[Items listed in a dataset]
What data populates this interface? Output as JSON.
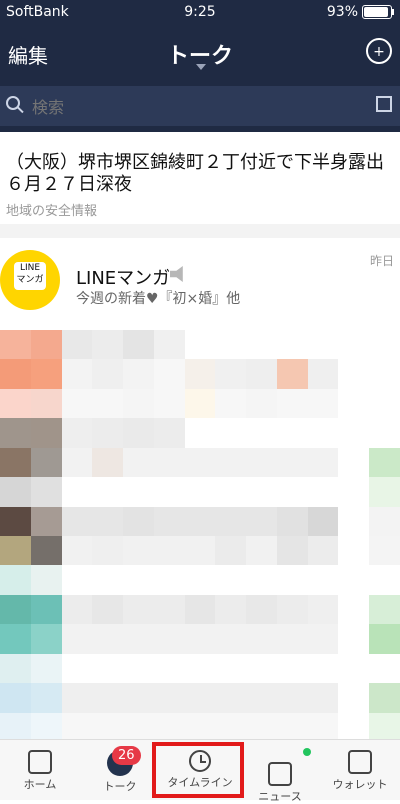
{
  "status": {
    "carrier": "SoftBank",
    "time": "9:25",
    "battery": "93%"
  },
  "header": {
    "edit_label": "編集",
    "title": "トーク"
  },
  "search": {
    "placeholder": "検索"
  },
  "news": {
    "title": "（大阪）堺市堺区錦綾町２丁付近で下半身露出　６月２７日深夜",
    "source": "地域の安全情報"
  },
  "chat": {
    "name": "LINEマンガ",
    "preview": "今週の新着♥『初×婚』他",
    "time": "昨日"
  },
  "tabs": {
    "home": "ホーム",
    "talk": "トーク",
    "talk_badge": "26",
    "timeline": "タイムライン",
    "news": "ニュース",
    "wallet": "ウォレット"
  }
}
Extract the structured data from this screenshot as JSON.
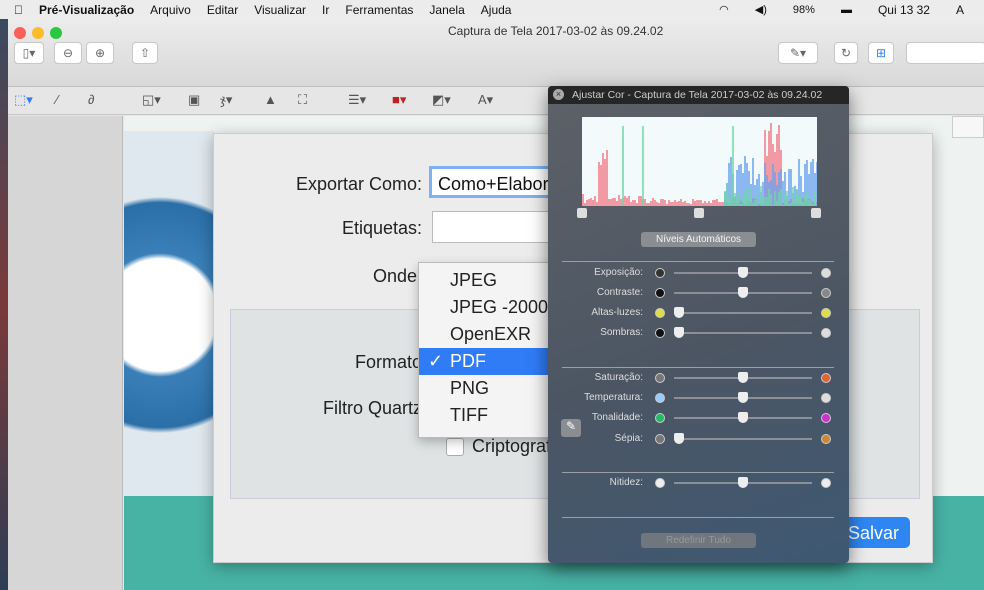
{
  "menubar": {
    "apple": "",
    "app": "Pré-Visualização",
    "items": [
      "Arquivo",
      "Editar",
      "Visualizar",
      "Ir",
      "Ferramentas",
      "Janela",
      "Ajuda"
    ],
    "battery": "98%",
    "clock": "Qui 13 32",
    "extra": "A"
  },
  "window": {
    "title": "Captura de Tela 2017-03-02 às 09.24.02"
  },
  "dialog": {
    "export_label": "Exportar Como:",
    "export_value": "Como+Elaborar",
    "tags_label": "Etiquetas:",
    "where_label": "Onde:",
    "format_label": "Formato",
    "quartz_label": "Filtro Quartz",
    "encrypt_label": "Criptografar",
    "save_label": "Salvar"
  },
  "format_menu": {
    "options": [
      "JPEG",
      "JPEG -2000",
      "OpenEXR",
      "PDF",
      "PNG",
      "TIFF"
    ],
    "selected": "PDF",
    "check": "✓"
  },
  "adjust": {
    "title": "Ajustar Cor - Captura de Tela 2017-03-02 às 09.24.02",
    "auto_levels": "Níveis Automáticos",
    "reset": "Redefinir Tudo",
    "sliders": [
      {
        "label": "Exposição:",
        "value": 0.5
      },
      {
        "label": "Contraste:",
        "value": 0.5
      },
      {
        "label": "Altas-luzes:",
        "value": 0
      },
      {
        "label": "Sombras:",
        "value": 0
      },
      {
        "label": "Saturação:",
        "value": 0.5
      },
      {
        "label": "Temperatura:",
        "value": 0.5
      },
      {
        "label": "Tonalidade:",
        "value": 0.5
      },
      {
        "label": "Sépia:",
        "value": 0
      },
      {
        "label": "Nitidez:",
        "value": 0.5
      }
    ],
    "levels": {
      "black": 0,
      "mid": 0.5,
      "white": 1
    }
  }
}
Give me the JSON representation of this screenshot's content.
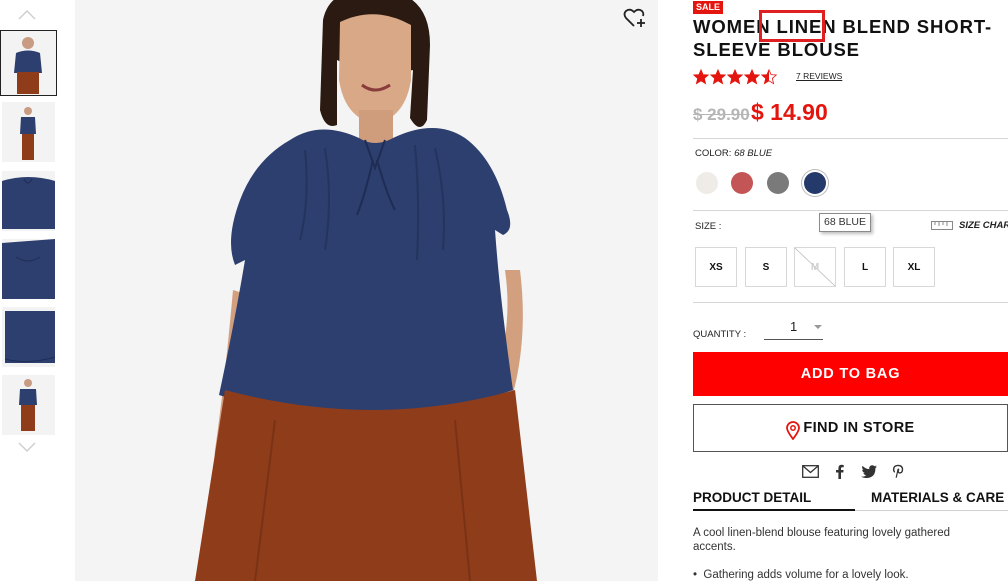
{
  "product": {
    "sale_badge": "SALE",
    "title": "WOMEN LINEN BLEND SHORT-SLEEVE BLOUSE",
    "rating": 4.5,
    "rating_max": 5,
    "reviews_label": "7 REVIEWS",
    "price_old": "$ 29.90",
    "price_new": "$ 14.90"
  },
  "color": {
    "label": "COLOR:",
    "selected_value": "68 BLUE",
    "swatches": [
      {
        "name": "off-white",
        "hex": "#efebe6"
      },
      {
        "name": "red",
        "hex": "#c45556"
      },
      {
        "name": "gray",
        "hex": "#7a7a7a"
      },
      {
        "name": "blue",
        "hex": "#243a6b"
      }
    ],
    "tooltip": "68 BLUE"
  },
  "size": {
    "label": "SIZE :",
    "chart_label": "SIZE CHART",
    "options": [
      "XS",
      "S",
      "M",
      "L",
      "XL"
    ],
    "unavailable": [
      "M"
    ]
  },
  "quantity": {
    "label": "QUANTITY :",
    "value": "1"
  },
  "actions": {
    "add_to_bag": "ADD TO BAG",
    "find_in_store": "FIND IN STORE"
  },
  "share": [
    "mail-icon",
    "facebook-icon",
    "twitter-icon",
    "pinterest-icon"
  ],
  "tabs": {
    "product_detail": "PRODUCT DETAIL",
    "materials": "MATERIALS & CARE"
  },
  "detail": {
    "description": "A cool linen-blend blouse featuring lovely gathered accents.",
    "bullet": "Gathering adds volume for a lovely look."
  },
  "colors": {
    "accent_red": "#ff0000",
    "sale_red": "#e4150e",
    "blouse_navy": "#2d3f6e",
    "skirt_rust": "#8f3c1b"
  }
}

* * *

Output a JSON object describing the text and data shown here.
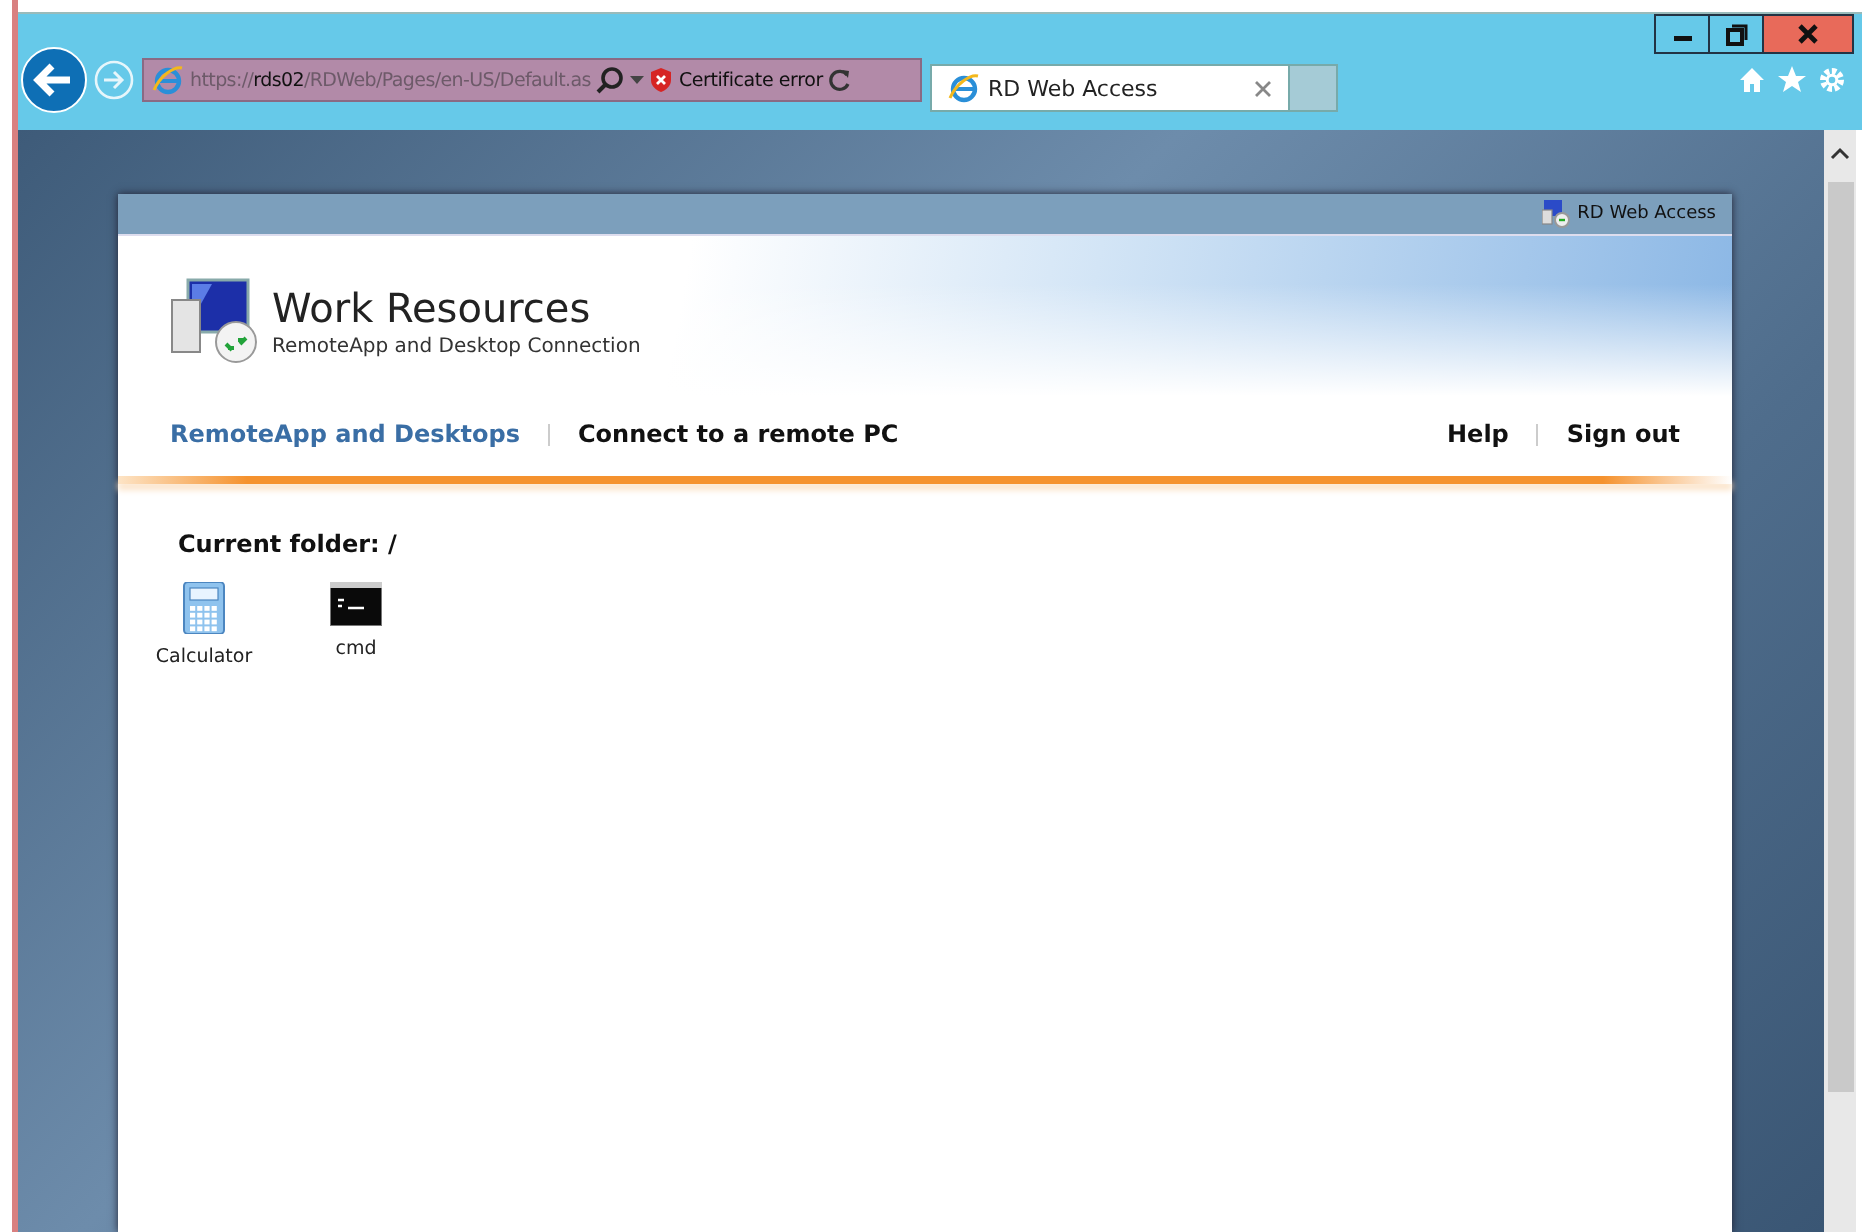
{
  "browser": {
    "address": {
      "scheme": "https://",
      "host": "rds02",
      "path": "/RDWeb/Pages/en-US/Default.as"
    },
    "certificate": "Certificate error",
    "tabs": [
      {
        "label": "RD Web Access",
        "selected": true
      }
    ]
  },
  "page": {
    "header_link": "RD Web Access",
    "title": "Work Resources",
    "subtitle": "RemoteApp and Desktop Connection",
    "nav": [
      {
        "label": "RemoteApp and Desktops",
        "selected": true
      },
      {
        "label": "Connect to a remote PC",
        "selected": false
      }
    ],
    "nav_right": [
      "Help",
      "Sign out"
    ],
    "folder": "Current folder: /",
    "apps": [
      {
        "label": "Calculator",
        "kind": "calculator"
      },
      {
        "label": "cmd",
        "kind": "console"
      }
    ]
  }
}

**WHAT THE TASK ASKS**
Which lines of the data include "lovely"? Copy each of them.

**RESULT BELOW**
    "description": "A cool linen-blend blouse featuring lovely gathered accents.",
    "bullet": "Gathering adds volume for a lovely look."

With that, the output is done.